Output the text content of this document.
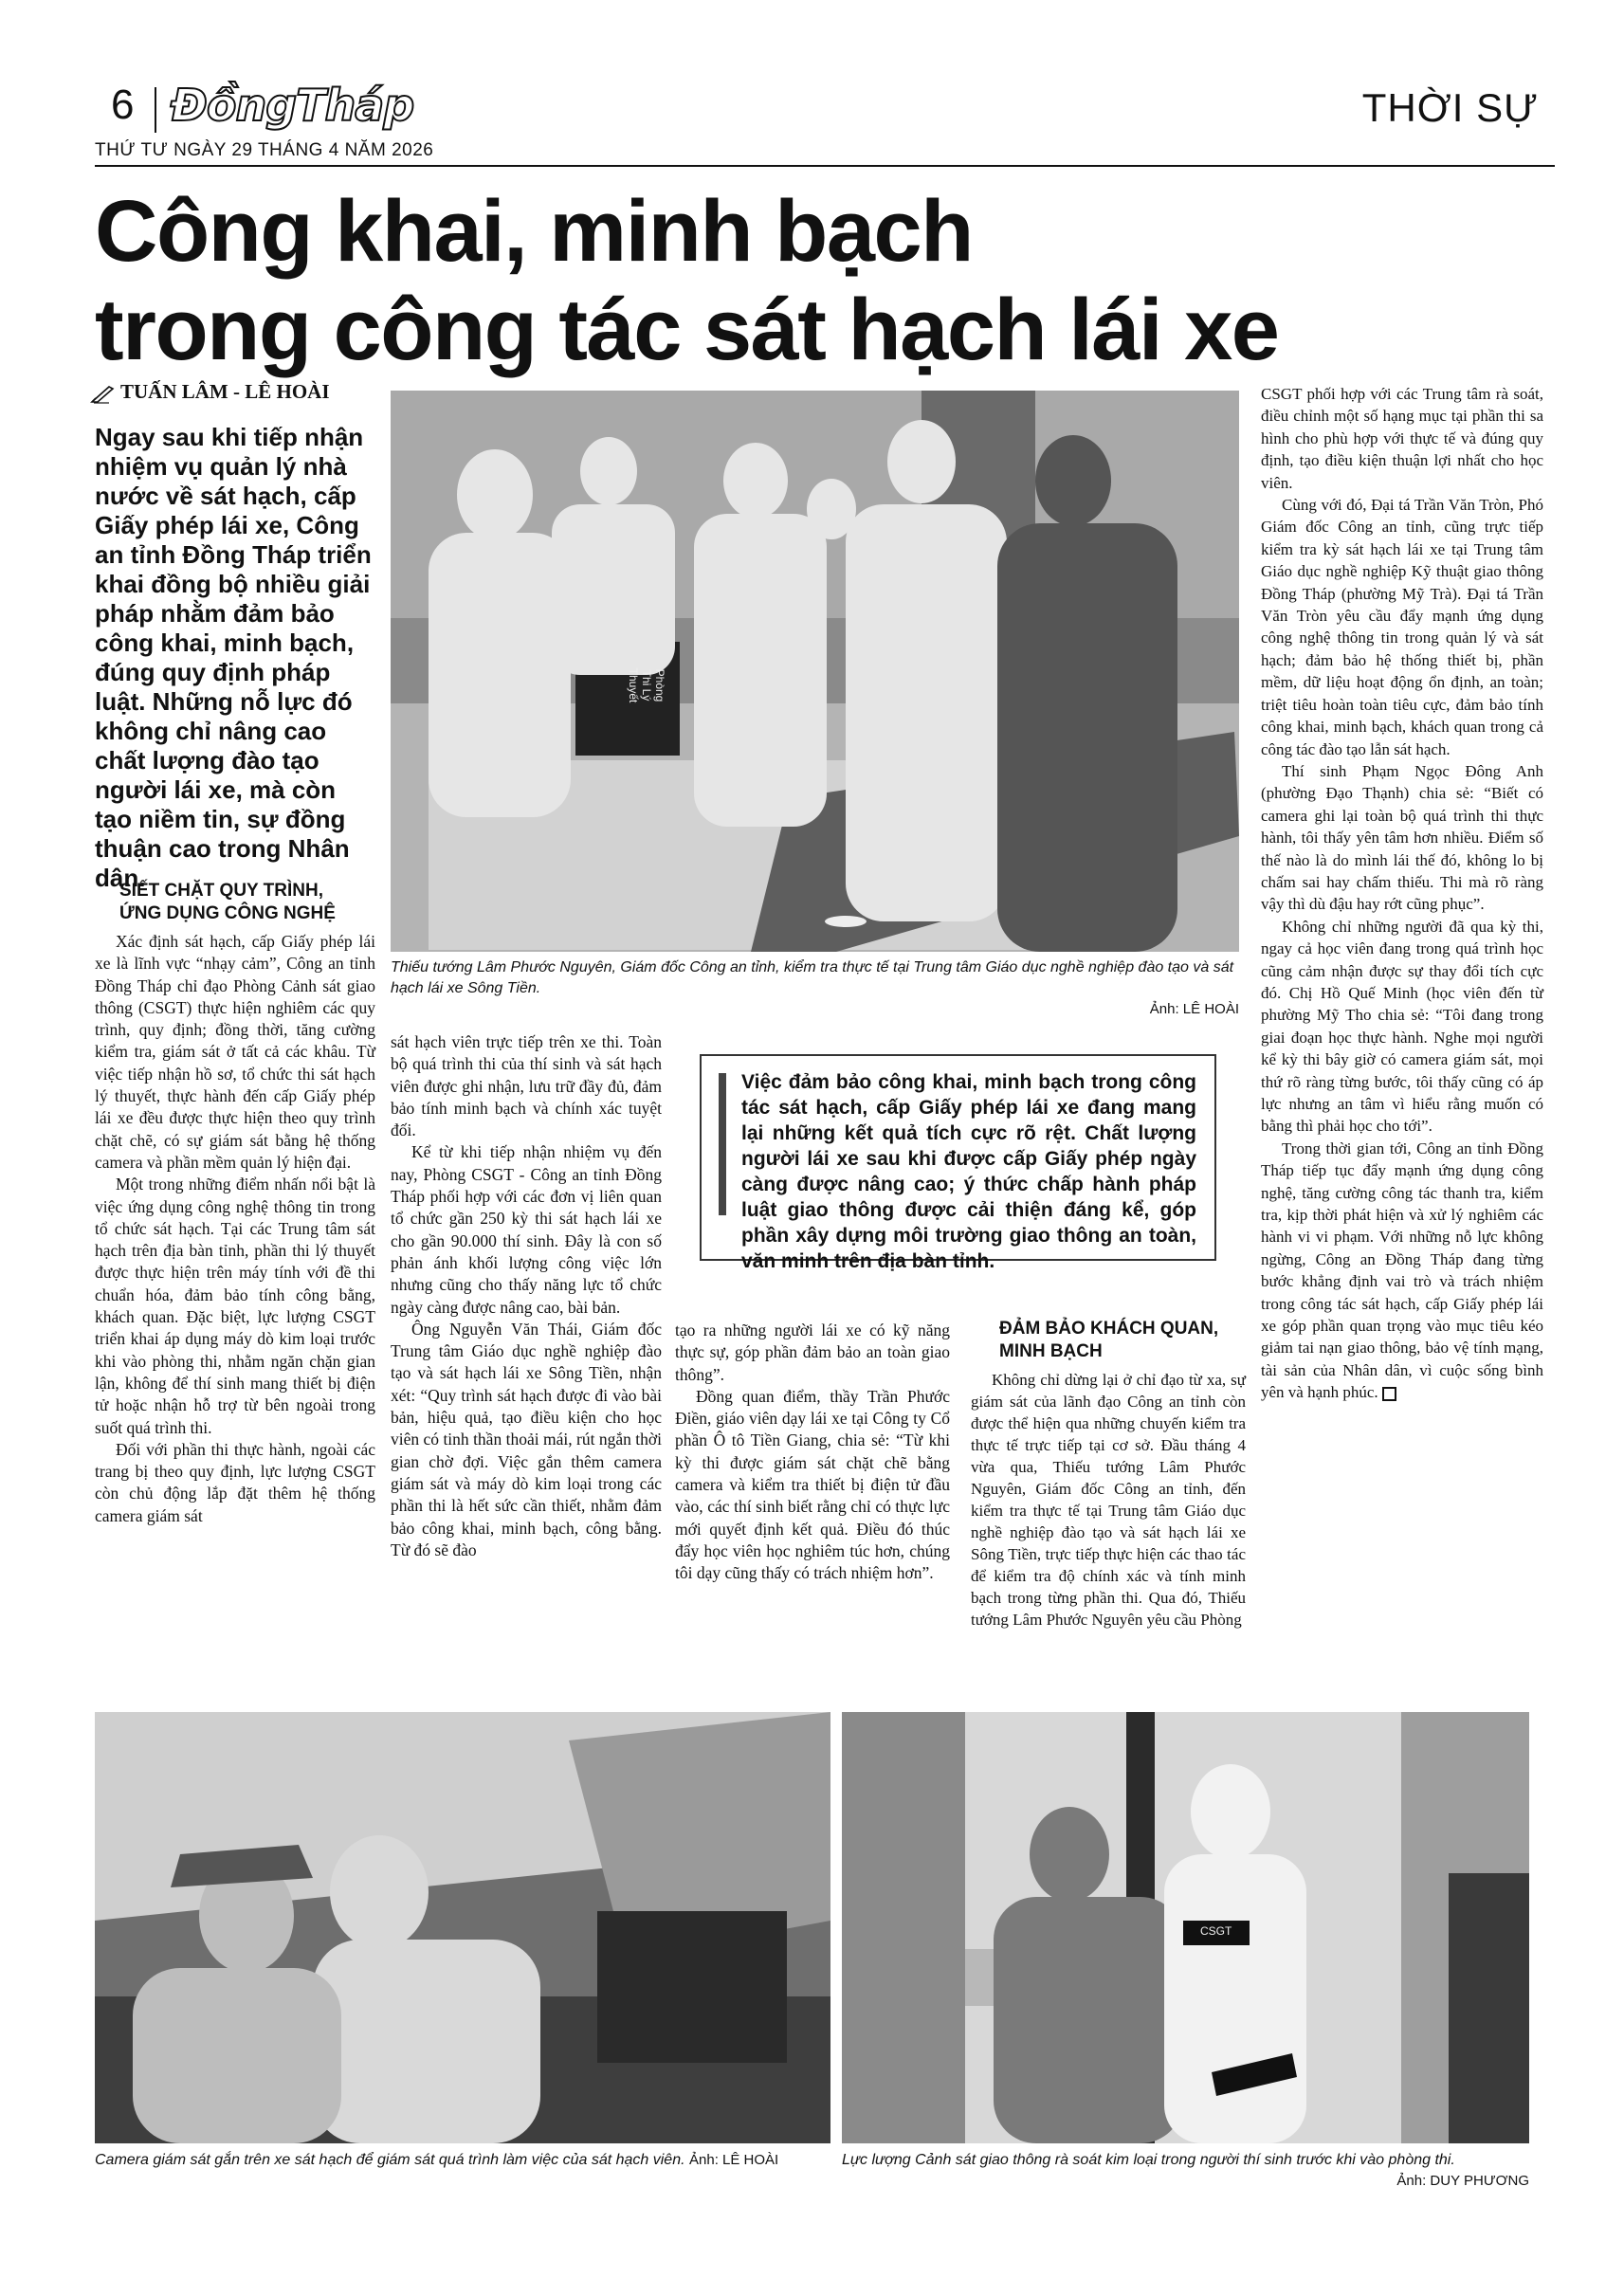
6 ĐồngTháp	THỜI SỰ
THỨ TƯ NGÀY 29 THÁNG 4 NĂM 2026
Công khai, minh bạch
trong công tác sát hạch lái xe
TUẤN LÂM - LÊ HOÀI
Ngay sau khi tiếp nhận nhiệm vụ quản lý nhà nước về sát hạch, cấp Giấy phép lái xe, Công an tỉnh Đồng Tháp triển khai đồng bộ nhiều giải pháp nhằm đảm bảo công khai, minh bạch, đúng quy định pháp luật. Những nỗ lực đó không chỉ nâng cao chất lượng đào tạo người lái xe, mà còn tạo niềm tin, sự đồng thuận cao trong Nhân dân.
Phòng Thi Lý Thuyết
Thiếu tướng Lâm Phước Nguyên, Giám đốc Công an tỉnh, kiểm tra thực tế tại Trung tâm Giáo dục nghề nghiệp đào tạo và sát hạch lái xe Sông Tiền.
Ảnh: LÊ HOÀI
SIẾT CHẶT QUY TRÌNH,
ỨNG DỤNG CÔNG NGHỆ

Xác định sát hạch, cấp Giấy phép lái xe là lĩnh vực “nhạy cảm”, Công an tỉnh Đồng Tháp chỉ đạo Phòng Cảnh sát giao thông (CSGT) thực hiện nghiêm các quy trình, quy định; đồng thời, tăng cường kiểm tra, giám sát ở tất cả các khâu. Từ việc tiếp nhận hồ sơ, tổ chức thi sát hạch lý thuyết, thực hành đến cấp Giấy phép lái xe đều được thực hiện theo quy trình chặt chẽ, có sự giám sát bằng hệ thống camera và phần mềm quản lý hiện đại.

Một trong những điểm nhấn nổi bật là việc ứng dụng công nghệ thông tin trong tổ chức sát hạch. Tại các Trung tâm sát hạch trên địa bàn tỉnh, phần thi lý thuyết được thực hiện trên máy tính với đề thi chuẩn hóa, đảm bảo tính công bằng, khách quan. Đặc biệt, lực lượng CSGT triển khai áp dụng máy dò kim loại trước khi vào phòng thi, nhằm ngăn chặn gian lận, không để thí sinh mang thiết bị điện tử hoặc nhận hỗ trợ từ bên ngoài trong suốt quá trình thi.

Đối với phần thi thực hành, ngoài các trang bị theo quy định, lực lượng CSGT còn chủ động lắp đặt thêm hệ thống camera giám sát

sát hạch viên trực tiếp trên xe thi. Toàn bộ quá trình thi của thí sinh và sát hạch viên được ghi nhận, lưu trữ đầy đủ, đảm bảo tính minh bạch và chính xác tuyệt đối.

Kể từ khi tiếp nhận nhiệm vụ đến nay, Phòng CSGT - Công an tỉnh Đồng Tháp phối hợp với các đơn vị liên quan tổ chức gần 250 kỳ thi sát hạch lái xe cho gần 90.000 thí sinh. Đây là con số phản ánh khối lượng công việc lớn nhưng cũng cho thấy năng lực tổ chức ngày càng được nâng cao, bài bản.

Ông Nguyễn Văn Thái, Giám đốc Trung tâm Giáo dục nghề nghiệp đào tạo và sát hạch lái xe Sông Tiền, nhận xét: “Quy trình sát hạch được đi vào bài bản, hiệu quả, tạo điều kiện cho học viên có tinh thần thoải mái, rút ngắn thời gian chờ đợi. Việc gắn thêm camera giám sát và máy dò kim loại trong các phần thi là hết sức cần thiết, nhằm đảm bảo công khai, minh bạch, công bằng. Từ đó sẽ đào

Việc đảm bảo công khai, minh bạch trong công tác sát hạch, cấp Giấy phép lái xe đang mang lại những kết quả tích cực rõ rệt. Chất lượng người lái xe sau khi được cấp Giấy phép ngày càng được nâng cao; ý thức chấp hành pháp luật giao thông được cải thiện đáng kể, góp phần xây dựng môi trường giao thông an toàn, văn minh trên địa bàn tỉnh.

tạo ra những người lái xe có kỹ năng thực sự, góp phần đảm bảo an toàn giao thông”.

Đồng quan điểm, thầy Trần Phước Điền, giáo viên dạy lái xe tại Công ty Cổ phần Ô tô Tiền Giang, chia sẻ: “Từ khi kỳ thi được giám sát chặt chẽ bằng camera và kiểm tra thiết bị điện tử đầu vào, các thí sinh biết rằng chỉ có thực lực mới quyết định kết quả. Điều đó thúc đẩy học viên học nghiêm túc hơn, chúng tôi dạy cũng thấy có trách nhiệm hơn”.

ĐẢM BẢO KHÁCH QUAN,
MINH BẠCH

Không chỉ dừng lại ở chỉ đạo từ xa, sự giám sát của lãnh đạo Công an tỉnh còn được thể hiện qua những chuyến kiểm tra thực tế trực tiếp tại cơ sở. Đầu tháng 4 vừa qua, Thiếu tướng Lâm Phước Nguyên, Giám đốc Công an tỉnh, đến kiểm tra thực tế tại Trung tâm Giáo dục nghề nghiệp đào tạo và sát hạch lái xe Sông Tiền, trực tiếp thực hiện các thao tác để kiểm tra độ chính xác và tính minh bạch trong từng phần thi. Qua đó, Thiếu tướng Lâm Phước Nguyên yêu cầu Phòng

CSGT phối hợp với các Trung tâm rà soát, điều chỉnh một số hạng mục tại phần thi sa hình cho phù hợp với thực tế và đúng quy định, tạo điều kiện thuận lợi nhất cho học viên.

Cùng với đó, Đại tá Trần Văn Tròn, Phó Giám đốc Công an tỉnh, cũng trực tiếp kiểm tra kỳ sát hạch lái xe tại Trung tâm Giáo dục nghề nghiệp Kỹ thuật giao thông Đồng Tháp (phường Mỹ Trà). Đại tá Trần Văn Tròn yêu cầu đẩy mạnh ứng dụng công nghệ thông tin trong quản lý và sát hạch; đảm bảo hệ thống thiết bị, phần mềm, dữ liệu hoạt động ổn định, an toàn; triệt tiêu hoàn toàn tiêu cực, đảm bảo tính công khai, minh bạch, khách quan trong cả công tác đào tạo lẫn sát hạch.

Thí sinh Phạm Ngọc Đông Anh (phường Đạo Thạnh) chia sẻ: “Biết có camera ghi lại toàn bộ quá trình thi thực hành, tôi thấy yên tâm hơn nhiều. Điểm số thế nào là do mình lái thế đó, không lo bị chấm sai hay chấm thiếu. Thi mà rõ ràng vậy thì dù đậu hay rớt cũng phục”.

Không chỉ những người đã qua kỳ thi, ngay cả học viên đang trong quá trình học cũng cảm nhận được sự thay đổi tích cực đó. Chị Hồ Quế Minh (học viên đến từ phường Mỹ Tho chia sẻ: “Tôi đang trong giai đoạn học thực hành. Nghe mọi người kể kỳ thi bây giờ có camera giám sát, mọi thứ rõ ràng từng bước, tôi thấy cũng có áp lực nhưng an tâm vì hiểu rằng muốn có bằng thì phải học cho tới”.

Trong thời gian tới, Công an tỉnh Đồng Tháp tiếp tục đẩy mạnh ứng dụng công nghệ, tăng cường công tác thanh tra, kiểm tra, kịp thời phát hiện và xử lý nghiêm các hành vi vi phạm. Với những nỗ lực không ngừng, Công an Đồng Tháp đang từng bước khẳng định vai trò và trách nhiệm trong công tác sát hạch, cấp Giấy phép lái xe góp phần quan trọng vào mục tiêu kéo giảm tai nạn giao thông, bảo vệ tính mạng, tài sản của Nhân dân, vì cuộc sống bình yên và hạnh phúc.

Camera giám sát gắn trên xe sát hạch để giám sát quá trình làm việc của sát hạch viên. Ảnh: LÊ HOÀI
CSGT
Lực lượng Cảnh sát giao thông rà soát kim loại trong người thí sinh trước khi vào phòng thi.
Ảnh: DUY PHƯƠNG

What needs to be done
Return all lines of the material above in which the word "Phước" occurs.

Exercise solution
Thiếu tướng Lâm Phước Nguyên, Giám đốc Công an tỉnh, kiểm tra thực tế tại Trung tâm Giáo dục nghề nghiệp đào tạo và sát hạch lái xe Sông Tiền.
Đồng quan điểm, thầy Trần Phước Điền, giáo viên dạy lái xe tại Công ty Cổ phần Ô tô Tiền Giang, chia sẻ: “Từ khi kỳ thi được giám sát chặt chẽ bằng camera và kiểm tra thiết bị điện tử đầu vào, các thí sinh biết rằng chỉ có thực lực mới quyết định kết quả. Điều đó thúc đẩy học viên học nghiêm túc hơn, chúng tôi dạy cũng thấy có trách nhiệm hơn”.
Không chỉ dừng lại ở chỉ đạo từ xa, sự giám sát của lãnh đạo Công an tỉnh còn được thể hiện qua những chuyến kiểm tra thực tế trực tiếp tại cơ sở. Đầu tháng 4 vừa qua, Thiếu tướng Lâm Phước Nguyên, Giám đốc Công an tỉnh, đến kiểm tra thực tế tại Trung tâm Giáo dục nghề nghiệp đào tạo và sát hạch lái xe Sông Tiền, trực tiếp thực hiện các thao tác để kiểm tra độ chính xác và tính minh bạch trong từng phần thi. Qua đó, Thiếu tướng Lâm Phước Nguyên yêu cầu Phòng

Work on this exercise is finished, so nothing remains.